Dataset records
⟨
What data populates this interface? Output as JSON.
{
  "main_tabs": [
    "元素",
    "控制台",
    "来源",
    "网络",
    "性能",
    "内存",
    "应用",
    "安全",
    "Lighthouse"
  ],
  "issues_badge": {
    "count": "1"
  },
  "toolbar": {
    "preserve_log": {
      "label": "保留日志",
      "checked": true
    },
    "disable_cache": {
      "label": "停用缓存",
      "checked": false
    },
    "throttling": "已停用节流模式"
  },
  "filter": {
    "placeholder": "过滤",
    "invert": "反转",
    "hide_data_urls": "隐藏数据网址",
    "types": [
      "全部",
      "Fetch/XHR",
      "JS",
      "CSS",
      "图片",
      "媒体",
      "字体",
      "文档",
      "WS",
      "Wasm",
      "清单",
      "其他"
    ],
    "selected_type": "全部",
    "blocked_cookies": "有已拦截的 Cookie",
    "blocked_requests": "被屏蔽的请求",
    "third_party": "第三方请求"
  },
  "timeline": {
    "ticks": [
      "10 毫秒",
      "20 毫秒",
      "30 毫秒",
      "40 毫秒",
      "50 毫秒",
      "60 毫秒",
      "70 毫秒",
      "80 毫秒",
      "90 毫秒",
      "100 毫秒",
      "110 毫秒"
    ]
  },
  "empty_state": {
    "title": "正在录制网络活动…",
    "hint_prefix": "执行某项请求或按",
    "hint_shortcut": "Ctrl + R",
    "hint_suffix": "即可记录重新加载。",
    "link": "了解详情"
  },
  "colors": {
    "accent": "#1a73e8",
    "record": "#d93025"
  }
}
⟩
Write out the records above again, keeping each one identical to the original.

What data populates this interface? Output as JSON.
{
  "main_tabs": [
    "元素",
    "控制台",
    "来源",
    "网络",
    "性能",
    "内存",
    "应用",
    "安全",
    "Lighthouse"
  ],
  "issues_badge": {
    "count": "1"
  },
  "toolbar": {
    "preserve_log": {
      "label": "保留日志",
      "checked": true
    },
    "disable_cache": {
      "label": "停用缓存",
      "checked": false
    },
    "throttling": "已停用节流模式"
  },
  "filter": {
    "placeholder": "过滤",
    "invert": "反转",
    "hide_data_urls": "隐藏数据网址",
    "types": [
      "全部",
      "Fetch/XHR",
      "JS",
      "CSS",
      "图片",
      "媒体",
      "字体",
      "文档",
      "WS",
      "Wasm",
      "清单",
      "其他"
    ],
    "selected_type": "全部",
    "blocked_cookies": "有已拦截的 Cookie",
    "blocked_requests": "被屏蔽的请求",
    "third_party": "第三方请求"
  },
  "timeline": {
    "ticks": [
      "10 毫秒",
      "20 毫秒",
      "30 毫秒",
      "40 毫秒",
      "50 毫秒",
      "60 毫秒",
      "70 毫秒",
      "80 毫秒",
      "90 毫秒",
      "100 毫秒",
      "110 毫秒"
    ]
  },
  "empty_state": {
    "title": "正在录制网络活动…",
    "hint_prefix": "执行某项请求或按",
    "hint_shortcut": "Ctrl + R",
    "hint_suffix": "即可记录重新加载。",
    "link": "了解详情"
  },
  "colors": {
    "accent": "#1a73e8",
    "record": "#d93025"
  }
}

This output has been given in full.